Task data:
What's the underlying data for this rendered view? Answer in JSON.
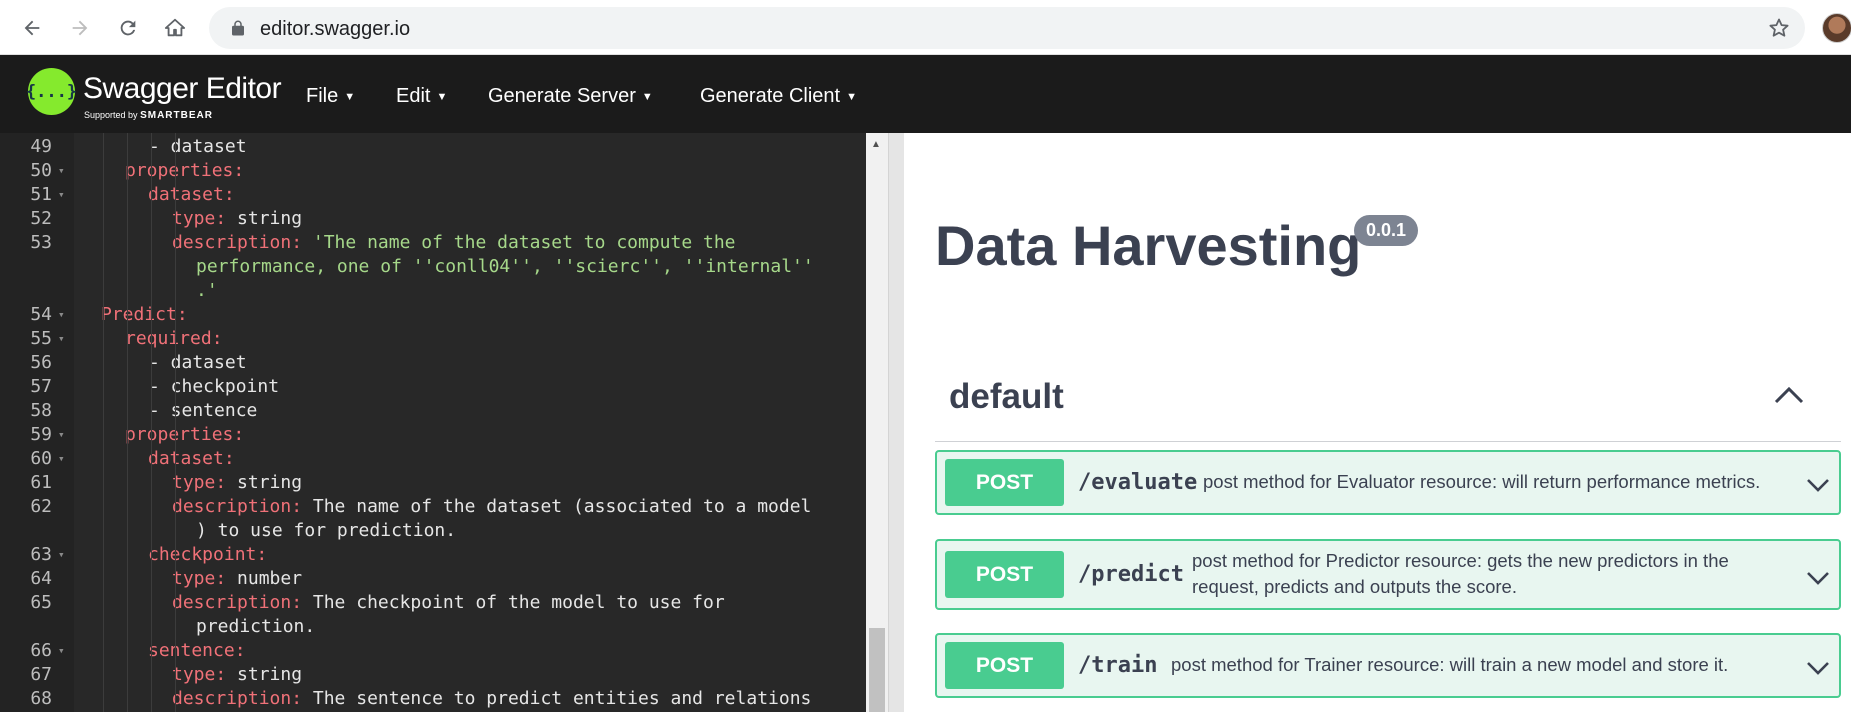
{
  "browser": {
    "url": "editor.swagger.io",
    "icons": [
      "back-icon",
      "forward-icon",
      "reload-icon",
      "home-icon",
      "lock-icon",
      "star-icon"
    ]
  },
  "header": {
    "logo_glyph": "{...}",
    "title": "Swagger Editor",
    "sub_prefix": "Supported by",
    "sub_brand": "SMARTBEAR",
    "menu": [
      {
        "label": "File"
      },
      {
        "label": "Edit"
      },
      {
        "label": "Generate Server"
      },
      {
        "label": "Generate Client"
      }
    ]
  },
  "editor": {
    "lines": [
      {
        "n": "49",
        "parts": [
          [
            "w",
            "- dataset"
          ]
        ]
      },
      {
        "n": "50",
        "parts": [
          [
            "k",
            "properties:"
          ]
        ]
      },
      {
        "n": "51",
        "parts": [
          [
            "k",
            "dataset:"
          ]
        ]
      },
      {
        "n": "52",
        "parts": [
          [
            "k",
            "type:"
          ],
          [
            "w",
            " string"
          ]
        ]
      },
      {
        "n": "53",
        "parts": [
          [
            "k",
            "description:"
          ],
          [
            "s",
            " 'The name of the dataset to compute the"
          ]
        ]
      },
      {
        "n": "",
        "parts": [
          [
            "s",
            "performance, one of ''conll04'', ''scierc'', ''internal''"
          ]
        ]
      },
      {
        "n": "",
        "parts": [
          [
            "s",
            ".'"
          ]
        ]
      },
      {
        "n": "54",
        "parts": [
          [
            "k",
            "Predict:"
          ]
        ]
      },
      {
        "n": "55",
        "parts": [
          [
            "k",
            "required:"
          ]
        ]
      },
      {
        "n": "56",
        "parts": [
          [
            "w",
            "- dataset"
          ]
        ]
      },
      {
        "n": "57",
        "parts": [
          [
            "w",
            "- checkpoint"
          ]
        ]
      },
      {
        "n": "58",
        "parts": [
          [
            "w",
            "- sentence"
          ]
        ]
      },
      {
        "n": "59",
        "parts": [
          [
            "k",
            "properties:"
          ]
        ]
      },
      {
        "n": "60",
        "parts": [
          [
            "k",
            "dataset:"
          ]
        ]
      },
      {
        "n": "61",
        "parts": [
          [
            "k",
            "type:"
          ],
          [
            "w",
            " string"
          ]
        ]
      },
      {
        "n": "62",
        "parts": [
          [
            "k",
            "description:"
          ],
          [
            "w",
            " The name of the dataset (associated to a model"
          ]
        ]
      },
      {
        "n": "",
        "parts": [
          [
            "w",
            ") to use for prediction."
          ]
        ]
      },
      {
        "n": "63",
        "parts": [
          [
            "k",
            "checkpoint:"
          ]
        ]
      },
      {
        "n": "64",
        "parts": [
          [
            "k",
            "type:"
          ],
          [
            "w",
            " number"
          ]
        ]
      },
      {
        "n": "65",
        "parts": [
          [
            "k",
            "description:"
          ],
          [
            "w",
            " The checkpoint of the model to use for"
          ]
        ]
      },
      {
        "n": "",
        "parts": [
          [
            "w",
            "prediction."
          ]
        ]
      },
      {
        "n": "66",
        "parts": [
          [
            "k",
            "sentence:"
          ]
        ]
      },
      {
        "n": "67",
        "parts": [
          [
            "k",
            "type:"
          ],
          [
            "w",
            " string"
          ]
        ]
      },
      {
        "n": "68",
        "parts": [
          [
            "k",
            "description:"
          ],
          [
            "w",
            " The sentence to predict entities and relations"
          ]
        ]
      }
    ]
  },
  "api": {
    "title": "Data Harvesting",
    "version": "0.0.1",
    "tag": "default",
    "operations": [
      {
        "method": "POST",
        "path": "/evaluate",
        "desc": "post method for Evaluator resource: will return performance metrics."
      },
      {
        "method": "POST",
        "path": "/predict",
        "desc": "post method for Predictor resource: gets the new predictors in the request, predicts and outputs the score."
      },
      {
        "method": "POST",
        "path": "/train",
        "desc": "post method for Trainer resource: will train a new model and store it."
      }
    ]
  },
  "colors": {
    "post": "#49cc90",
    "post_bg": "#e8f6f0",
    "header_bg": "#1b1b1b",
    "logo": "#85ea2d",
    "editor_bg": "#282828",
    "yaml_key": "#f07178",
    "yaml_string": "#a6d88a"
  }
}
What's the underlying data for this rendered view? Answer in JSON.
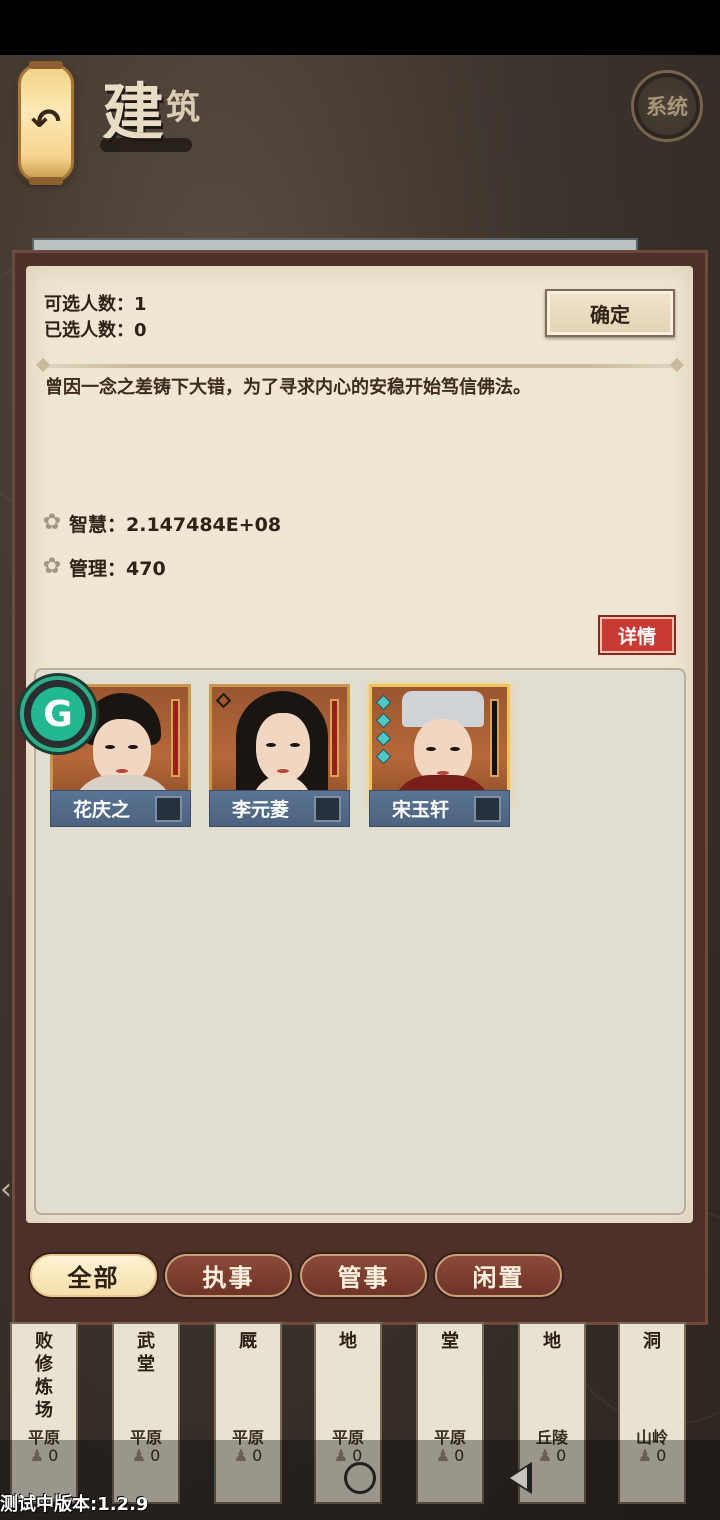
{
  "header": {
    "title_big": "建",
    "title_small": "筑",
    "back_icon": "↶",
    "system_label": "系统"
  },
  "panel": {
    "selectable_count": "可选人数：1",
    "selected_count": "已选人数：0",
    "confirm_label": "确定",
    "description": "曾因一念之差铸下大错，为了寻求内心的安稳开始笃信佛法。",
    "stats": [
      {
        "icon": "flower-icon",
        "text": "智慧：2.147484E+08"
      },
      {
        "icon": "flower-icon",
        "text": "管理：470"
      }
    ],
    "details_label": "详情"
  },
  "characters": [
    {
      "name": "花庆之",
      "bar": "red",
      "selected": false
    },
    {
      "name": "李元菱",
      "bar": "red",
      "selected": false
    },
    {
      "name": "宋玉轩",
      "bar": "dark",
      "selected": true
    }
  ],
  "floating_badge": "G",
  "filter_tabs": [
    {
      "label": "全部",
      "active": true
    },
    {
      "label": "执事",
      "active": false
    },
    {
      "label": "管事",
      "active": false
    },
    {
      "label": "闲置",
      "active": false
    }
  ],
  "buildings": [
    {
      "name": "败\n修\n炼\n场",
      "terrain": "平原",
      "count": "0"
    },
    {
      "name": "武\n堂",
      "terrain": "平原",
      "count": "0"
    },
    {
      "name": "厩",
      "terrain": "平原",
      "count": "0"
    },
    {
      "name": "地",
      "terrain": "平原",
      "count": "0"
    },
    {
      "name": "堂",
      "terrain": "平原",
      "count": "0"
    },
    {
      "name": "地",
      "terrain": "丘陵",
      "count": "0"
    },
    {
      "name": "洞",
      "terrain": "山岭",
      "count": "0"
    }
  ],
  "footer": {
    "version": "测试中版本:1.2.9"
  },
  "colors": {
    "accent_red": "#c83a33",
    "tab_brown": "#6e3428",
    "nameplate_blue": "#4b637f"
  }
}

Work instructions: Filter the records, keeping only lines that contain "will", and show those lines.

Correct output:
        "desc": "post method for Evaluator resource: will return performance metrics."
        "desc": "post method for Trainer resource: will train a new model and store it."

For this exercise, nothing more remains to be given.